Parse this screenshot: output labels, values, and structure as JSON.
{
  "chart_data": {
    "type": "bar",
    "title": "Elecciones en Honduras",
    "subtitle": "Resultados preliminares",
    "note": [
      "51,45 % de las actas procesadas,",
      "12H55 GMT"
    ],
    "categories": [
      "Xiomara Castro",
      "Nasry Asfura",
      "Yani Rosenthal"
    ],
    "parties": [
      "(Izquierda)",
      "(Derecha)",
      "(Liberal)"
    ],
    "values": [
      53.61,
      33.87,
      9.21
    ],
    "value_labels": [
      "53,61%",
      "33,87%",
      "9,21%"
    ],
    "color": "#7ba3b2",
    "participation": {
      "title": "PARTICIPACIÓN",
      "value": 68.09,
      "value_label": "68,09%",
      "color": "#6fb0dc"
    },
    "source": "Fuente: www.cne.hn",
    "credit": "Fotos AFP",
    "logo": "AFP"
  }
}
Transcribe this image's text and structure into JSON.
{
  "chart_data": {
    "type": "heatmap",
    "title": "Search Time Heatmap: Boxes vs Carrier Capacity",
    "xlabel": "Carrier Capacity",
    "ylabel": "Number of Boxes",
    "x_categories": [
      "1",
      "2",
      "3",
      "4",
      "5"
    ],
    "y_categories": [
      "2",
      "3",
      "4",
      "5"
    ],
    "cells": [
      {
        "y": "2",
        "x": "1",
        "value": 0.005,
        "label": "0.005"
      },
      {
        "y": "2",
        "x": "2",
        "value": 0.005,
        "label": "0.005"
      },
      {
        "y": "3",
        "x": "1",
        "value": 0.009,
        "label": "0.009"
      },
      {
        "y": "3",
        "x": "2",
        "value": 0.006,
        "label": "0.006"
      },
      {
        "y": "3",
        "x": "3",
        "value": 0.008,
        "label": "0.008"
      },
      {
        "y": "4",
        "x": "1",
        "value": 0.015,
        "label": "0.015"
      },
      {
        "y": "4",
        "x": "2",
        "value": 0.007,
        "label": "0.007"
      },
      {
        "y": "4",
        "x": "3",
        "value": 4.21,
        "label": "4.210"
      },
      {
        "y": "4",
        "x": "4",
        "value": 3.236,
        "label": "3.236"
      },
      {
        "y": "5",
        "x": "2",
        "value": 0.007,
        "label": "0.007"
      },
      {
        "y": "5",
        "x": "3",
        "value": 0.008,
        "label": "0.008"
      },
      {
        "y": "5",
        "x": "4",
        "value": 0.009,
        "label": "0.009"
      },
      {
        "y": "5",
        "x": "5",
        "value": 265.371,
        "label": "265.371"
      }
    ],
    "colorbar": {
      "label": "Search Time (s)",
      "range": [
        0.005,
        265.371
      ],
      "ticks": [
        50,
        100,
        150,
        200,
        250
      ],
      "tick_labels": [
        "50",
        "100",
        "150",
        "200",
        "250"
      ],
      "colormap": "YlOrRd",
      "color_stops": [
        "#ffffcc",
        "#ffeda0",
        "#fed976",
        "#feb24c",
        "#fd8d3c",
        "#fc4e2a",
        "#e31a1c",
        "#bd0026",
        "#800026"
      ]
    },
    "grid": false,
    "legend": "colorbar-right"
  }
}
===============
> **GIVEN EXERCISE**:
Go through the records and show every line with the string "Carrier" in it.

> **REPLY TO THE EXERCISE**:
    "title": "Search Time Heatmap: Boxes vs Carrier Capacity",
    "xlabel": "Carrier Capacity",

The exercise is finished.